**EXERCISE MATERIAL:**
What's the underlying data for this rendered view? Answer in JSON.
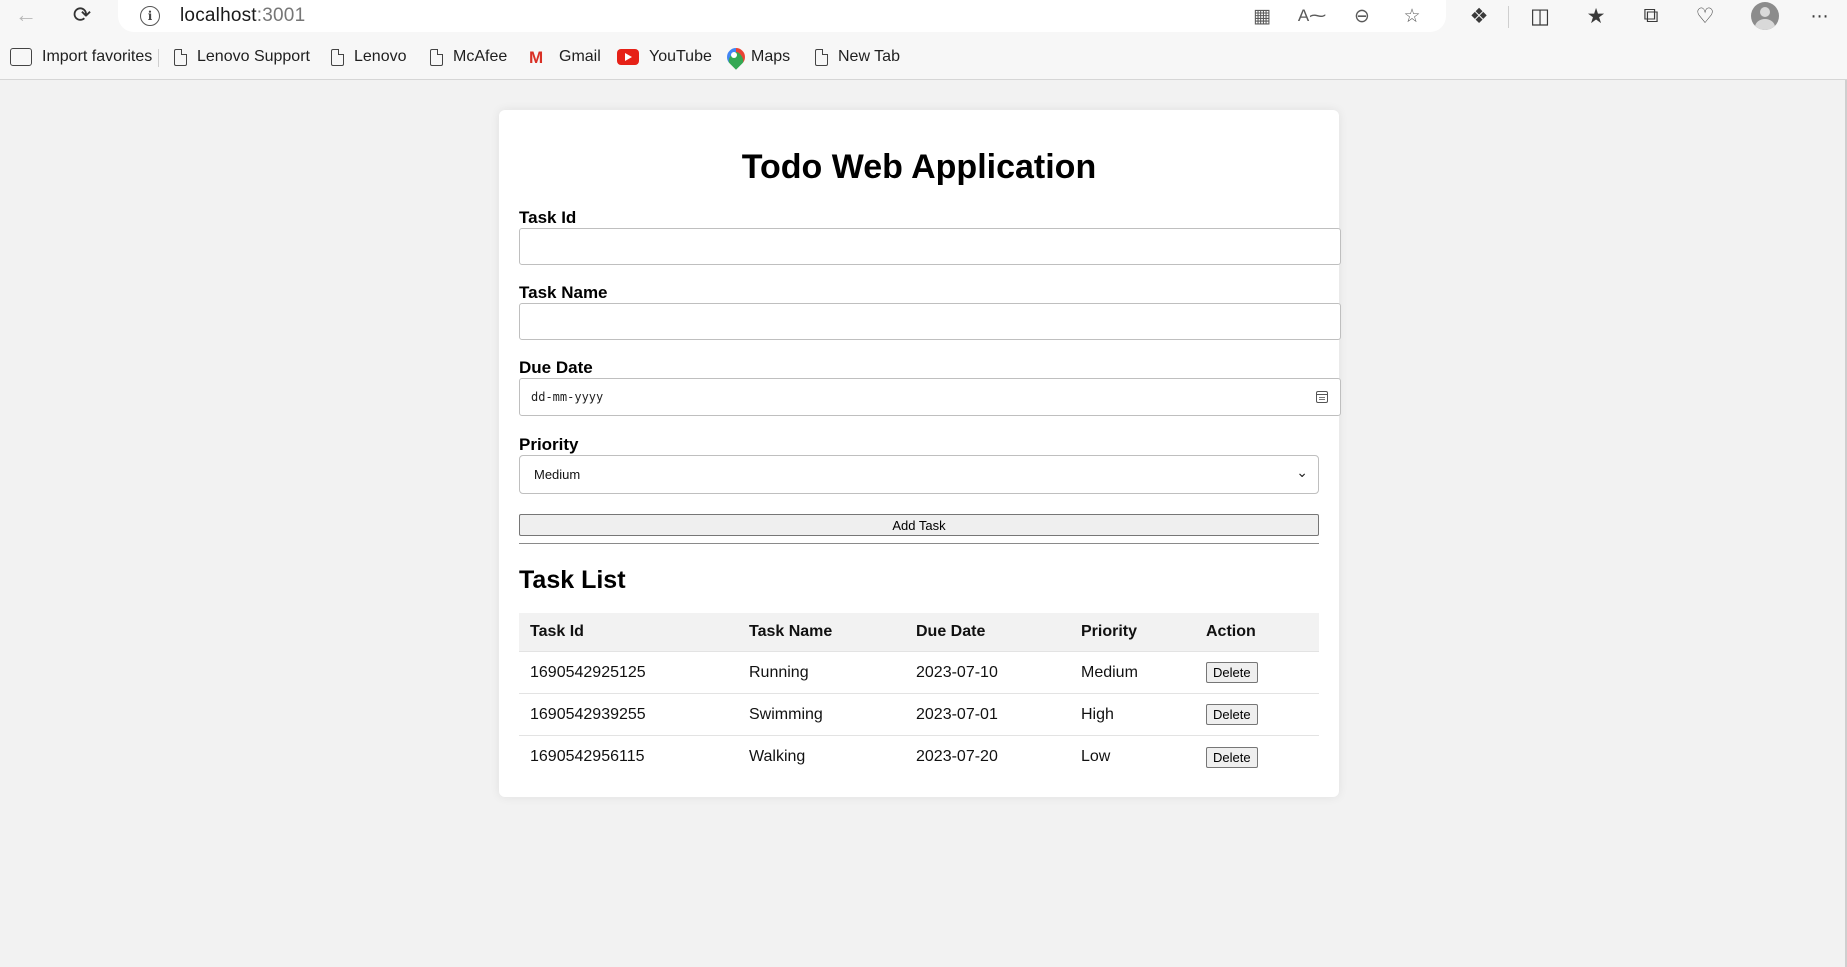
{
  "browser": {
    "url_host": "localhost",
    "url_port": ":3001",
    "bookmarks": [
      {
        "label": "Import favorites",
        "icon": "import-favorites-icon"
      },
      {
        "label": "Lenovo Support",
        "icon": "page-icon"
      },
      {
        "label": "Lenovo",
        "icon": "page-icon"
      },
      {
        "label": "McAfee",
        "icon": "page-icon"
      },
      {
        "label": "Gmail",
        "icon": "gmail-icon"
      },
      {
        "label": "YouTube",
        "icon": "youtube-icon"
      },
      {
        "label": "Maps",
        "icon": "maps-icon"
      },
      {
        "label": "New Tab",
        "icon": "page-icon"
      }
    ]
  },
  "app": {
    "title": "Todo Web Application",
    "form": {
      "task_id_label": "Task Id",
      "task_id_value": "",
      "task_name_label": "Task Name",
      "task_name_value": "",
      "due_date_label": "Due Date",
      "due_date_placeholder": "dd-mm-yyyy",
      "priority_label": "Priority",
      "priority_selected": "Medium",
      "add_button": "Add Task"
    },
    "list": {
      "title": "Task List",
      "columns": [
        "Task Id",
        "Task Name",
        "Due Date",
        "Priority",
        "Action"
      ],
      "rows": [
        {
          "id": "1690542925125",
          "name": "Running",
          "due": "2023-07-10",
          "priority": "Medium",
          "action": "Delete"
        },
        {
          "id": "1690542939255",
          "name": "Swimming",
          "due": "2023-07-01",
          "priority": "High",
          "action": "Delete"
        },
        {
          "id": "1690542956115",
          "name": "Walking",
          "due": "2023-07-20",
          "priority": "Low",
          "action": "Delete"
        }
      ]
    }
  },
  "colors": {
    "page_background": "#f2f2f2",
    "card_background": "#ffffff",
    "table_header_background": "#f2f2f2"
  }
}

**EXERCISE BRIEF:**
Each line above is to be copied verbatim. Drop any image from the copy.

**ANSWER TO THIS TASK:**
What's the underlying data for this rendered view? Answer in JSON.
{
  "browser": {
    "url_host": "localhost",
    "url_port": ":3001",
    "bookmarks": [
      {
        "label": "Import favorites",
        "icon": "import-favorites-icon"
      },
      {
        "label": "Lenovo Support",
        "icon": "page-icon"
      },
      {
        "label": "Lenovo",
        "icon": "page-icon"
      },
      {
        "label": "McAfee",
        "icon": "page-icon"
      },
      {
        "label": "Gmail",
        "icon": "gmail-icon"
      },
      {
        "label": "YouTube",
        "icon": "youtube-icon"
      },
      {
        "label": "Maps",
        "icon": "maps-icon"
      },
      {
        "label": "New Tab",
        "icon": "page-icon"
      }
    ]
  },
  "app": {
    "title": "Todo Web Application",
    "form": {
      "task_id_label": "Task Id",
      "task_id_value": "",
      "task_name_label": "Task Name",
      "task_name_value": "",
      "due_date_label": "Due Date",
      "due_date_placeholder": "dd-mm-yyyy",
      "priority_label": "Priority",
      "priority_selected": "Medium",
      "add_button": "Add Task"
    },
    "list": {
      "title": "Task List",
      "columns": [
        "Task Id",
        "Task Name",
        "Due Date",
        "Priority",
        "Action"
      ],
      "rows": [
        {
          "id": "1690542925125",
          "name": "Running",
          "due": "2023-07-10",
          "priority": "Medium",
          "action": "Delete"
        },
        {
          "id": "1690542939255",
          "name": "Swimming",
          "due": "2023-07-01",
          "priority": "High",
          "action": "Delete"
        },
        {
          "id": "1690542956115",
          "name": "Walking",
          "due": "2023-07-20",
          "priority": "Low",
          "action": "Delete"
        }
      ]
    }
  },
  "colors": {
    "page_background": "#f2f2f2",
    "card_background": "#ffffff",
    "table_header_background": "#f2f2f2"
  }
}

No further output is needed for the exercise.